--- Begin Entries provided ---
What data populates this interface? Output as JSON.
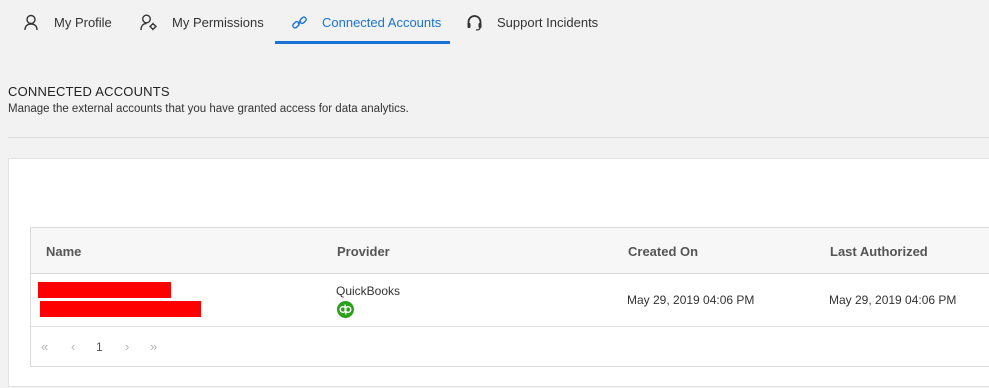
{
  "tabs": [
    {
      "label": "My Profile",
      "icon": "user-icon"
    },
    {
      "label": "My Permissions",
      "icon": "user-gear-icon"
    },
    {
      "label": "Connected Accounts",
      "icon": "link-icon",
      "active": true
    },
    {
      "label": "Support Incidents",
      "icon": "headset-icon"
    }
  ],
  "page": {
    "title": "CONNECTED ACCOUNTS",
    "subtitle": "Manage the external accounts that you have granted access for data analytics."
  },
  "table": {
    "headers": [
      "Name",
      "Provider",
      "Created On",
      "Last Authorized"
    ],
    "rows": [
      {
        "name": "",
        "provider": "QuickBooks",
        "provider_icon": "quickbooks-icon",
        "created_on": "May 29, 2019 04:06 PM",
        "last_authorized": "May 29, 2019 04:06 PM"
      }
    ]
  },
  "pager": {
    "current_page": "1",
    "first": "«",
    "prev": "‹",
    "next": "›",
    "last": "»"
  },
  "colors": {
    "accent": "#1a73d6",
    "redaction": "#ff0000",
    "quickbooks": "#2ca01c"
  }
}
--- End Entries provided ---
Task to complete | Copy out the listing exactly as it stands, but not the pictures.

Correct result |
What data populates this interface? Output as JSON.
{
  "tabs": [
    {
      "label": "My Profile",
      "icon": "user-icon"
    },
    {
      "label": "My Permissions",
      "icon": "user-gear-icon"
    },
    {
      "label": "Connected Accounts",
      "icon": "link-icon",
      "active": true
    },
    {
      "label": "Support Incidents",
      "icon": "headset-icon"
    }
  ],
  "page": {
    "title": "CONNECTED ACCOUNTS",
    "subtitle": "Manage the external accounts that you have granted access for data analytics."
  },
  "table": {
    "headers": [
      "Name",
      "Provider",
      "Created On",
      "Last Authorized"
    ],
    "rows": [
      {
        "name": "",
        "provider": "QuickBooks",
        "provider_icon": "quickbooks-icon",
        "created_on": "May 29, 2019 04:06 PM",
        "last_authorized": "May 29, 2019 04:06 PM"
      }
    ]
  },
  "pager": {
    "current_page": "1",
    "first": "«",
    "prev": "‹",
    "next": "›",
    "last": "»"
  },
  "colors": {
    "accent": "#1a73d6",
    "redaction": "#ff0000",
    "quickbooks": "#2ca01c"
  }
}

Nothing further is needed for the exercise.